**Aim 1:** Reproduce the interview text on the Middle East word for word, in full.
**Aim 2:** Quote the records verbatim, beginning at their first line and continuing through the line that contains "cell-date: 09/22/2023 03:59 PM: [0, 245, 84, 277]", with both of those lines included.

**Excerpted text:**
☆ ☆ ☆ ☆ ☆ ☆ ☆

The Middle East is Heating Up — Again: An Interview with Richard Falk (with C.J. Polychroniou)

 

[Prefatory Note: This is a somewhat modified text of an interview of two weeks ago conducted by the Greek journalist and author, C.J Polychroniou. Since then several developments have occurred, none more significant than the Return Home Land Day demonstrations of March 30, 2018. The original interview appeared in several online publications. The format is altered to make somewhat more reader friendly.]

 

CJP: Richard, let’s start with Donald Trump’s decision to officially recognize Jerusalem as Israel’s capital and to move the US embassy there by May of this year. First, is this legal from the standpoint of international law, and, second, what are likely to be the long-term effects of the US recognition of Jerusalem as Israel’s capital on the region as a whole?

 

RF: There is no question, Chronis, that Trump’s Jerusalem policy relating to recognition and the move of the American embassy is regionally and religiously provocative and disruptive, underscoring the abandonment by Washington of even the pretense of being a trustworthy intermediary that can be relied upon by both sides to work for a sustainable peace between the two peoples. Some critics of the initiative are saying that the U.S. is free to situate its embassy in Jerusalem, but the whole of Jerusalem isn’t Israel. The status of this holy city remains to be determined and East Jerusalem, where the Old City is located, which for the present is considered to be an ‘occupied territory’ in international humanitarian law.

☆ ☆ ☆ ☆ ☆ ☆ ☆

Layout dataset entries:

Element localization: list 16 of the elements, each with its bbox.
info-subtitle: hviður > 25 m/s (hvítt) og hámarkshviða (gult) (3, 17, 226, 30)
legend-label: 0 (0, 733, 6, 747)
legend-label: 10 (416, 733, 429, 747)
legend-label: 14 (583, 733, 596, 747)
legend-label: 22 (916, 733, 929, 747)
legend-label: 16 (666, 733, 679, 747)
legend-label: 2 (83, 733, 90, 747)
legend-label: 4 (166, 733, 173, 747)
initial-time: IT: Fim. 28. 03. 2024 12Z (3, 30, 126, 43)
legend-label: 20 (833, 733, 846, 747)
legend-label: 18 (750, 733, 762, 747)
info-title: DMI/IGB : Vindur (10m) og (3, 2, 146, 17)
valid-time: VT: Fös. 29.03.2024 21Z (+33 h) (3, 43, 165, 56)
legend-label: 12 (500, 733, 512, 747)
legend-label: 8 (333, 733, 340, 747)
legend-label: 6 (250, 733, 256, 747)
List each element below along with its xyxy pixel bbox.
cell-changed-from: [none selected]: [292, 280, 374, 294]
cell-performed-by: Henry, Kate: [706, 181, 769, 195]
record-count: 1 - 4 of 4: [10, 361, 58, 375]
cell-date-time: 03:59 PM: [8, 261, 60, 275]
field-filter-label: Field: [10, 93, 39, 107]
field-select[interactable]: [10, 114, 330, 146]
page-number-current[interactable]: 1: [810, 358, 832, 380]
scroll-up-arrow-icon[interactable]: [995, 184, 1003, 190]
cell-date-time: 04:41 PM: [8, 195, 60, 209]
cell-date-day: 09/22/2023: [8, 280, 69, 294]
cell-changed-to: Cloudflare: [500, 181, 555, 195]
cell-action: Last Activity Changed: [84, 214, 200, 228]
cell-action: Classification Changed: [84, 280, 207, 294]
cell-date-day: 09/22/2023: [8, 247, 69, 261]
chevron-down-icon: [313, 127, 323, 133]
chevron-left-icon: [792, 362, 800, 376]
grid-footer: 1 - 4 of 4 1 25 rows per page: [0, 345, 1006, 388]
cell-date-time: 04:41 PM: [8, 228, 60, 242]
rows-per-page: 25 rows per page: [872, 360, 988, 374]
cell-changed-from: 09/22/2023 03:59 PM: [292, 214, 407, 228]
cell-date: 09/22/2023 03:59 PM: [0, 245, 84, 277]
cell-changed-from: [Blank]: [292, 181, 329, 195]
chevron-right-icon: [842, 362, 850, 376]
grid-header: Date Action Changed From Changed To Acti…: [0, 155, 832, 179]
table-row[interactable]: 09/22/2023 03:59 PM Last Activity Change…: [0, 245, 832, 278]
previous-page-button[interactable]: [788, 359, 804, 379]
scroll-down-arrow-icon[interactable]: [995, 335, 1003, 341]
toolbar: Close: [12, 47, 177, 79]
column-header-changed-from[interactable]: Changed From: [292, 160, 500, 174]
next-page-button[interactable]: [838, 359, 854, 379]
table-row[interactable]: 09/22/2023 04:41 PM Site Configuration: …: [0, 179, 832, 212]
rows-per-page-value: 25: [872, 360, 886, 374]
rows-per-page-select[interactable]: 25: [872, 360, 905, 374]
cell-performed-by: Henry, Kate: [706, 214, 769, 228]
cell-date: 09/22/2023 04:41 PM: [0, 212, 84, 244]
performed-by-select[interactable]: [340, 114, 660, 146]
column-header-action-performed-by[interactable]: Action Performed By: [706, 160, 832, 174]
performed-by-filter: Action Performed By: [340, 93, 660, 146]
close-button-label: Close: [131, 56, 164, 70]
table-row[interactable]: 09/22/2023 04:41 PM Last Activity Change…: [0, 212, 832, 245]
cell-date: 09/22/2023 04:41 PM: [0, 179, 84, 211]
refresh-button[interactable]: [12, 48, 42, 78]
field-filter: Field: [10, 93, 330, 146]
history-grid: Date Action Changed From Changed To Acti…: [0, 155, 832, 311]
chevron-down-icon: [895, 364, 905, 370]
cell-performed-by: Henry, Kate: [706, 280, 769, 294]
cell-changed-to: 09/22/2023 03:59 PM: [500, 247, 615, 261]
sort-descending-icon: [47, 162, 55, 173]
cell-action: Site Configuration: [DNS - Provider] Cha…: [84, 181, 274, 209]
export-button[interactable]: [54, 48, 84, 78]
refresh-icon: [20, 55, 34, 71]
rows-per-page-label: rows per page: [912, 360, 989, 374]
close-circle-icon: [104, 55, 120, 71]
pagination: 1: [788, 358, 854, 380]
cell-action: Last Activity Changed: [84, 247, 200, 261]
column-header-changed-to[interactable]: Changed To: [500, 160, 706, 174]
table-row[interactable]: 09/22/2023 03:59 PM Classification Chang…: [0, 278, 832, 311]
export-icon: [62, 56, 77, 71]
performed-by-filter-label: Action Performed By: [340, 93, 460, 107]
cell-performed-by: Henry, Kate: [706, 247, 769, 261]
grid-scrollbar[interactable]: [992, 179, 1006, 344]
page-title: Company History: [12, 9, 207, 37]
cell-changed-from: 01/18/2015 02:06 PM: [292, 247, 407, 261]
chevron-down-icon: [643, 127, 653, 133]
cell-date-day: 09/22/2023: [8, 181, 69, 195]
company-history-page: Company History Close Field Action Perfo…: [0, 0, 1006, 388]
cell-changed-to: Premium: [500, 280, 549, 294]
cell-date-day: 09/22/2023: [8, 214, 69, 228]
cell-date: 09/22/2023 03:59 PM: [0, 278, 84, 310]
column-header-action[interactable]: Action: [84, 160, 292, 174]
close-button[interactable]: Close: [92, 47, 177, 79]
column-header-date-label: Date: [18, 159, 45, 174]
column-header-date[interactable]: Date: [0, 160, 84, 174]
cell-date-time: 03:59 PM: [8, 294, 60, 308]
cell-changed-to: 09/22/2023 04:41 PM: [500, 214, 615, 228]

☆ ☆ ☆ ☆ ☆ ☆ ☆

**Complete answer 1:**
The Middle East is Heating Up — Again: An Interview with Richard Falk (with C.J. Polychroniou)

 

[Prefatory Note: This is a somewhat modified text of an interview of two weeks ago conducted by the Greek journalist and author, C.J Polychroniou. Since then several developments have occurred, none more significant than the Return Home Land Day demonstrations of March 30, 2018. The original interview appeared in several online publications. The format is altered to make somewhat more reader friendly.]

 

CJP: Richard, let’s start with Donald Trump’s decision to officially recognize Jerusalem as Israel’s capital and to move the US embassy there by May of this year. First, is this legal from the standpoint of international law, and, second, what are likely to be the long-term effects of the US recognition of Jerusalem as Israel’s capital on the region as a whole?

 

RF: There is no question, Chronis, that Trump’s Jerusalem policy relating to recognition and the move of the American embassy is regionally and religiously provocative and disruptive, underscoring the abandonment by Washington of even the pretense of being a trustworthy intermediary that can be relied upon by both sides to work for a sustainable peace between the two peoples. Some critics of the initiative are saying that the U.S. is free to situate its embassy in Jerusalem, but the whole of Jerusalem isn’t Israel. The status of this holy city remains to be determined and East Jerusalem, where the Old City is located, which for the present is considered to be an ‘occupied territory’ in international humanitarian law.

**Complete answer 2:**
Element localization: list 16 of the elements, each with its bbox.
info-subtitle: hviður > 25 m/s (hvítt) og hámarkshviða (gult) (3, 17, 226, 30)
legend-label: 0 (0, 733, 6, 747)
legend-label: 10 (416, 733, 429, 747)
legend-label: 14 (583, 733, 596, 747)
legend-label: 22 (916, 733, 929, 747)
legend-label: 16 (666, 733, 679, 747)
legend-label: 2 (83, 733, 90, 747)
legend-label: 4 (166, 733, 173, 747)
initial-time: IT: Fim. 28. 03. 2024 12Z (3, 30, 126, 43)
legend-label: 20 (833, 733, 846, 747)
legend-label: 18 (750, 733, 762, 747)
info-title: DMI/IGB : Vindur (10m) og (3, 2, 146, 17)
valid-time: VT: Fös. 29.03.2024 21Z (+33 h) (3, 43, 165, 56)
legend-label: 12 (500, 733, 512, 747)
legend-label: 8 (333, 733, 340, 747)
legend-label: 6 (250, 733, 256, 747)
List each element below along with its xyxy pixel bbox.
cell-changed-from: [none selected]: [292, 280, 374, 294]
cell-performed-by: Henry, Kate: [706, 181, 769, 195]
record-count: 1 - 4 of 4: [10, 361, 58, 375]
cell-date-time: 03:59 PM: [8, 261, 60, 275]
field-filter-label: Field: [10, 93, 39, 107]
field-select[interactable]: [10, 114, 330, 146]
page-number-current[interactable]: 1: [810, 358, 832, 380]
scroll-up-arrow-icon[interactable]: [995, 184, 1003, 190]
cell-date-time: 04:41 PM: [8, 195, 60, 209]
cell-date-day: 09/22/2023: [8, 280, 69, 294]
cell-changed-to: Cloudflare: [500, 181, 555, 195]
cell-action: Last Activity Changed: [84, 214, 200, 228]
cell-action: Classification Changed: [84, 280, 207, 294]
cell-date-day: 09/22/2023: [8, 247, 69, 261]
chevron-down-icon: [313, 127, 323, 133]
chevron-left-icon: [792, 362, 800, 376]
grid-footer: 1 - 4 of 4 1 25 rows per page: [0, 345, 1006, 388]
cell-date-time: 04:41 PM: [8, 228, 60, 242]
rows-per-page: 25 rows per page: [872, 360, 988, 374]
cell-changed-from: 09/22/2023 03:59 PM: [292, 214, 407, 228]
cell-date: 09/22/2023 03:59 PM: [0, 245, 84, 277]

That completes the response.